## start Provided material
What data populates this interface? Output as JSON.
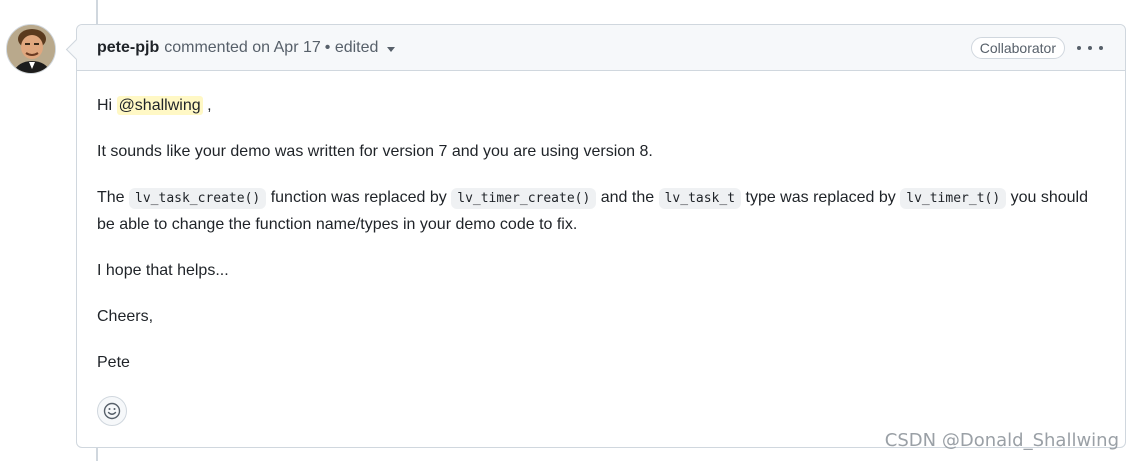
{
  "comment": {
    "author": "pete-pjb",
    "meta": "commented on Apr 17",
    "edited_label": "• edited",
    "badge": "Collaborator",
    "menu_icon": "kebab-horizontal-icon",
    "paragraphs": {
      "greeting_prefix": "Hi ",
      "greeting_mention": "@shallwing",
      "greeting_suffix": " ,",
      "p2": "It sounds like your demo was written for version 7 and you are using version 8.",
      "p3_a": "The ",
      "p3_code1": "lv_task_create()",
      "p3_b": " function was replaced by ",
      "p3_code2": "lv_timer_create()",
      "p3_c": " and the ",
      "p3_code3": "lv_task_t",
      "p3_d": " type was replaced by ",
      "p3_code4": "lv_timer_t()",
      "p3_e": " you should be able to change the function name/types in your demo code to fix.",
      "p4": "I hope that helps...",
      "p5": "Cheers,",
      "p6": "Pete"
    },
    "reaction_icon": "smiley-icon"
  },
  "watermark": "CSDN @Donald_Shallwing",
  "colors": {
    "border": "#d0d7de",
    "header_bg": "#f6f8fa",
    "mention_bg": "#fff8c5",
    "muted_text": "#57606a"
  }
}
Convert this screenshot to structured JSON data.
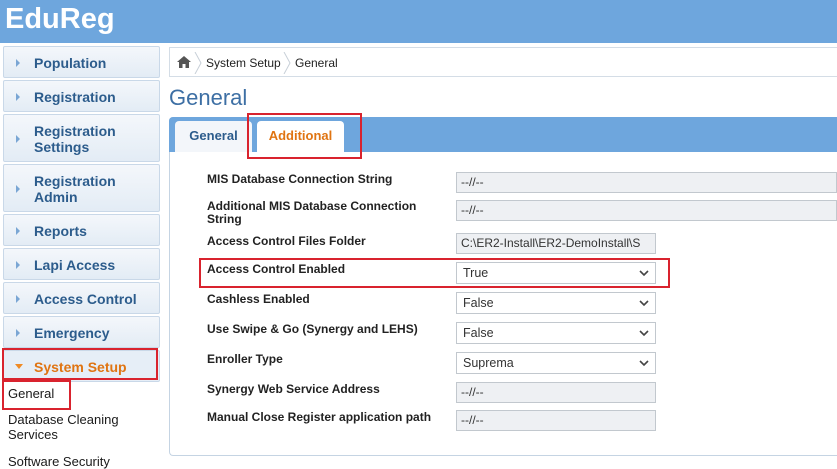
{
  "app": {
    "title": "EduReg"
  },
  "sidebar": {
    "items": [
      {
        "label": "Population"
      },
      {
        "label": "Registration"
      },
      {
        "label": "Registration Settings"
      },
      {
        "label": "Registration Admin"
      },
      {
        "label": "Reports"
      },
      {
        "label": "Lapi Access"
      },
      {
        "label": "Access Control"
      },
      {
        "label": "Emergency"
      },
      {
        "label": "System Setup"
      }
    ],
    "sub_items": [
      {
        "label": "General"
      },
      {
        "label": "Database Cleaning Services"
      },
      {
        "label": "Software Security"
      }
    ]
  },
  "breadcrumb": {
    "items": [
      "System Setup",
      "General"
    ]
  },
  "page": {
    "title": "General"
  },
  "tabs": [
    {
      "label": "General"
    },
    {
      "label": "Additional"
    }
  ],
  "fields": [
    {
      "label": "MIS Database Connection String",
      "value": "--//--"
    },
    {
      "label": "Additional MIS Database Connection String",
      "value": "--//--"
    },
    {
      "label": "Access Control Files Folder",
      "value": "C:\\ER2-Install\\ER2-DemoInstall\\S"
    },
    {
      "label": "Access Control Enabled",
      "value": "True"
    },
    {
      "label": "Cashless Enabled",
      "value": "False"
    },
    {
      "label": "Use Swipe & Go (Synergy and LEHS)",
      "value": "False"
    },
    {
      "label": "Enroller Type",
      "value": "Suprema"
    },
    {
      "label": "Synergy Web Service Address",
      "value": "--//--"
    },
    {
      "label": "Manual Close Register application path",
      "value": "--//--"
    }
  ],
  "colors": {
    "header": "#6ea6dd",
    "accent": "#e07412",
    "highlight": "#d9232e"
  }
}
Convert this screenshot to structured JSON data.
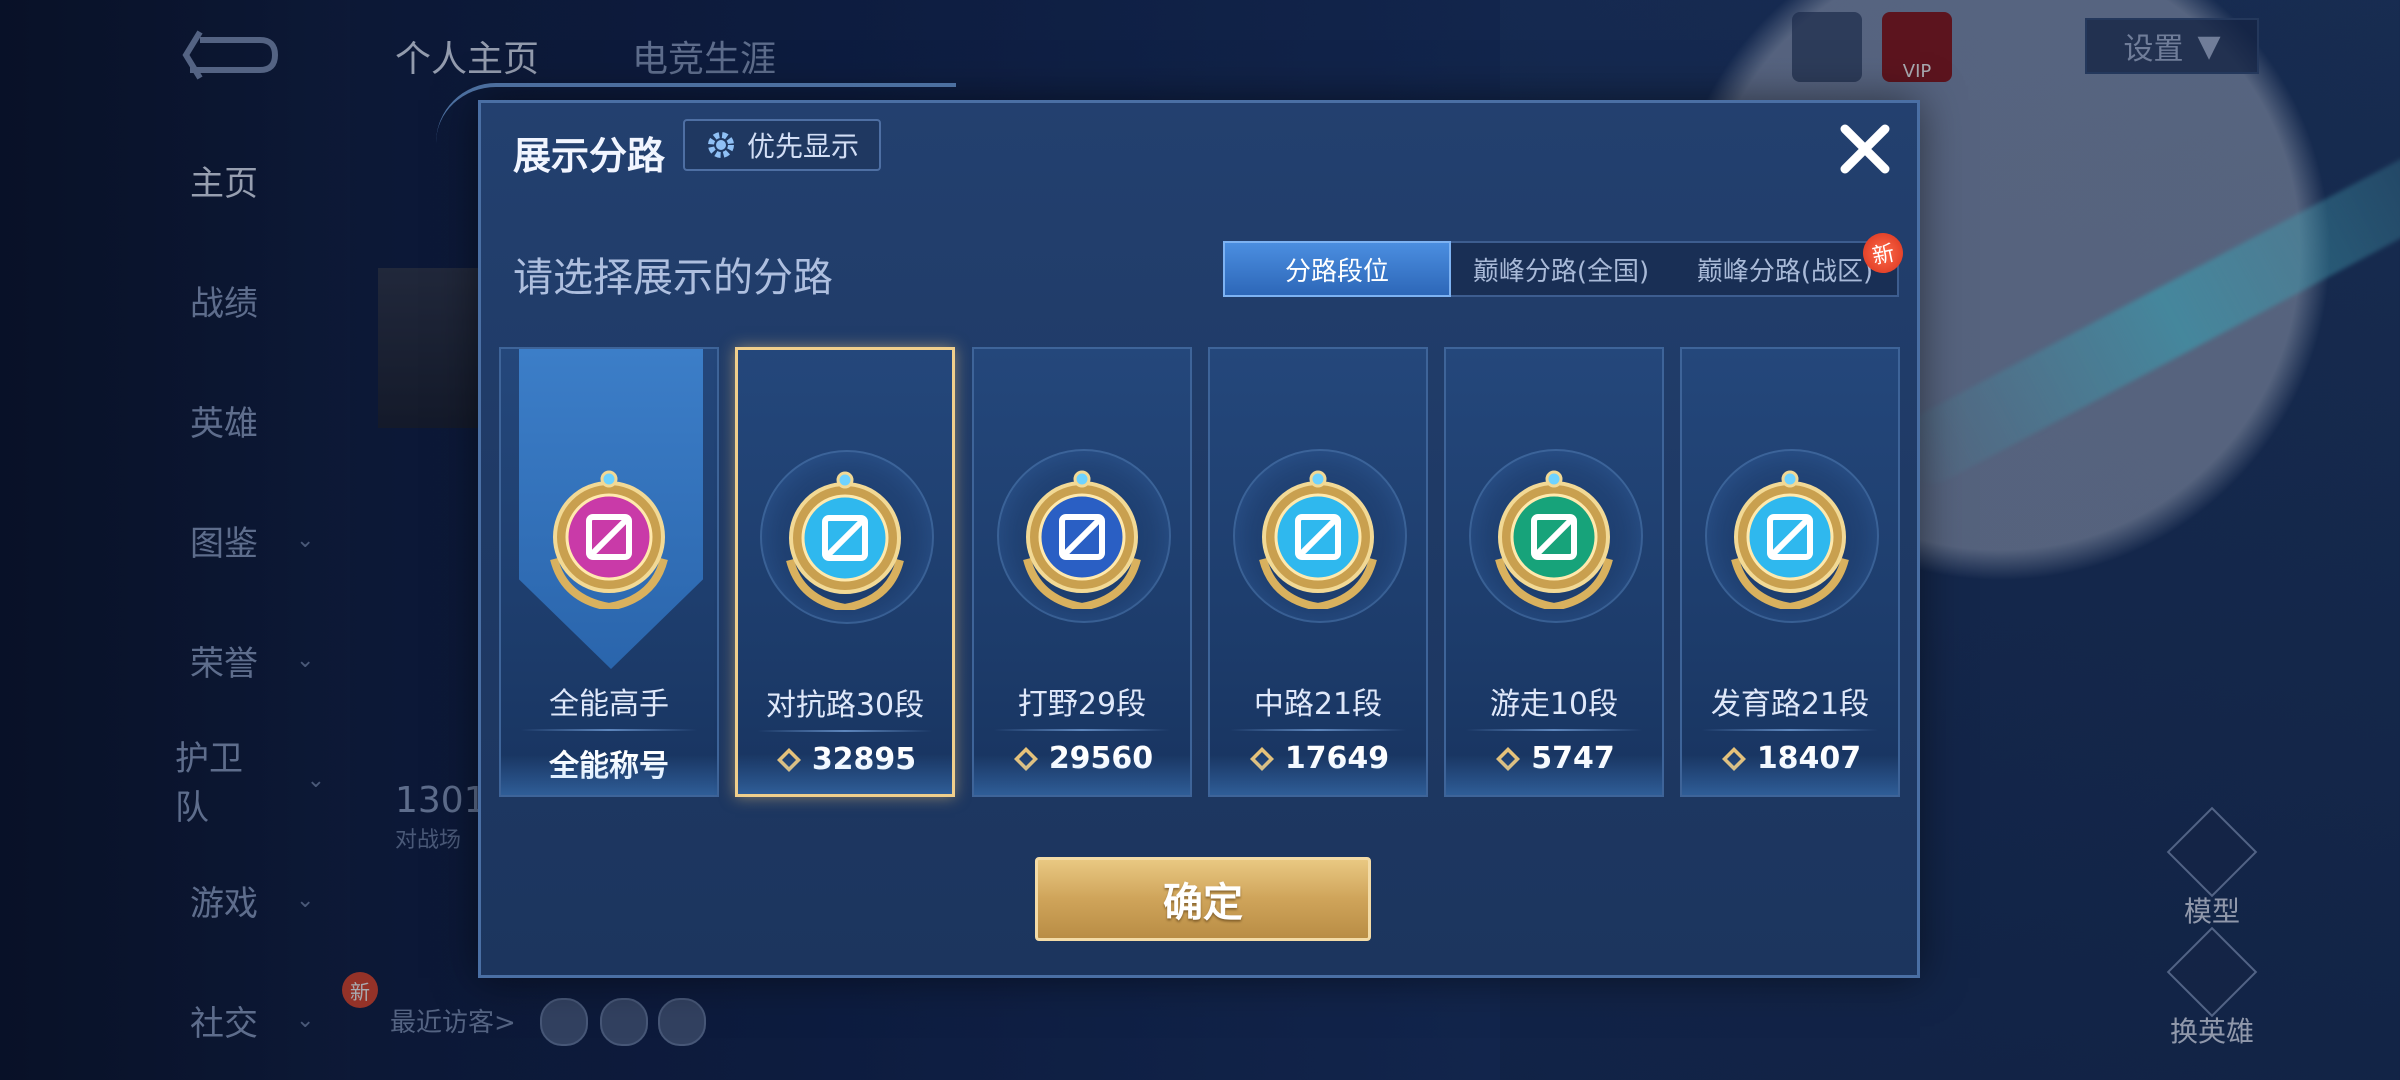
{
  "background": {
    "top_tabs": [
      "个人主页",
      "电竞生涯"
    ],
    "sidebar": [
      {
        "label": "主页",
        "chevron": false,
        "active": true
      },
      {
        "label": "战绩",
        "chevron": false
      },
      {
        "label": "英雄",
        "chevron": false
      },
      {
        "label": "图鉴",
        "chevron": true
      },
      {
        "label": "荣誉",
        "chevron": true
      },
      {
        "label": "护卫队",
        "chevron": true
      },
      {
        "label": "游戏",
        "chevron": true
      },
      {
        "label": "社交",
        "chevron": true,
        "badge": "新"
      }
    ],
    "recent_visitors_label": "最近访客>",
    "settings_label": "设置",
    "vip_label": "VIP",
    "model_label": "模型",
    "switch_hero_label": "换英雄",
    "stat_value": "1301",
    "stat_sub": "对战场"
  },
  "modal": {
    "title": "展示分路",
    "priority_button": "优先显示",
    "subtitle": "请选择展示的分路",
    "tabs": [
      {
        "label": "分路段位",
        "active": true
      },
      {
        "label": "巅峰分路(全国)",
        "active": false
      },
      {
        "label": "巅峰分路(战区)",
        "active": false,
        "badge": "新"
      }
    ],
    "cards": [
      {
        "name": "全能高手",
        "value": "全能称号",
        "icon": "allround-badge-icon",
        "selected": false,
        "color": "#c93aa8"
      },
      {
        "name": "对抗路30段",
        "value": "32895",
        "icon": "clash-lane-badge-icon",
        "selected": true,
        "color": "#2fb8ee"
      },
      {
        "name": "打野29段",
        "value": "29560",
        "icon": "jungle-badge-icon",
        "selected": false,
        "color": "#2a5fc4"
      },
      {
        "name": "中路21段",
        "value": "17649",
        "icon": "mid-lane-badge-icon",
        "selected": false,
        "color": "#2fb8ee"
      },
      {
        "name": "游走10段",
        "value": "5747",
        "icon": "roam-badge-icon",
        "selected": false,
        "color": "#17a37a"
      },
      {
        "name": "发育路21段",
        "value": "18407",
        "icon": "farm-lane-badge-icon",
        "selected": false,
        "color": "#2fb8ee"
      }
    ],
    "confirm_label": "确定"
  },
  "colors": {
    "accent_gold": "#e0bb72",
    "tab_active": "#3f7fd2",
    "modal_bg": "#203c69"
  }
}
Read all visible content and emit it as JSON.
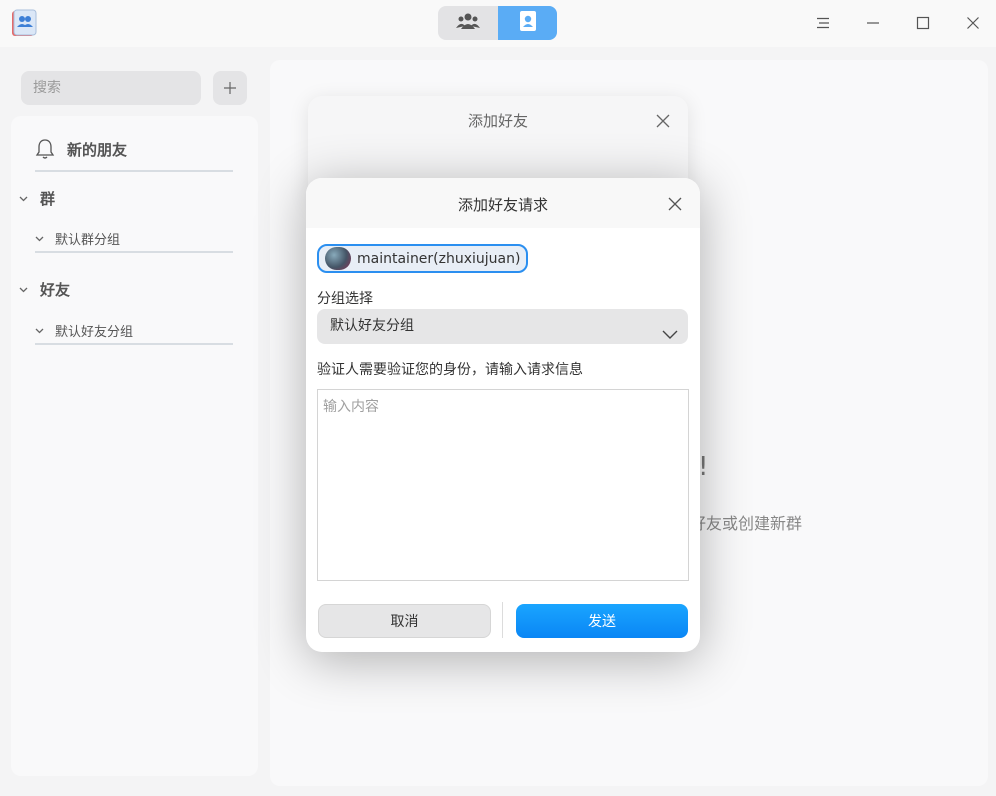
## end Provided material
[Task directions] Return each line with "replaced".

[Final result]
      "p3_b": " function was replaced by ",
      "p3_d": " type was replaced by ",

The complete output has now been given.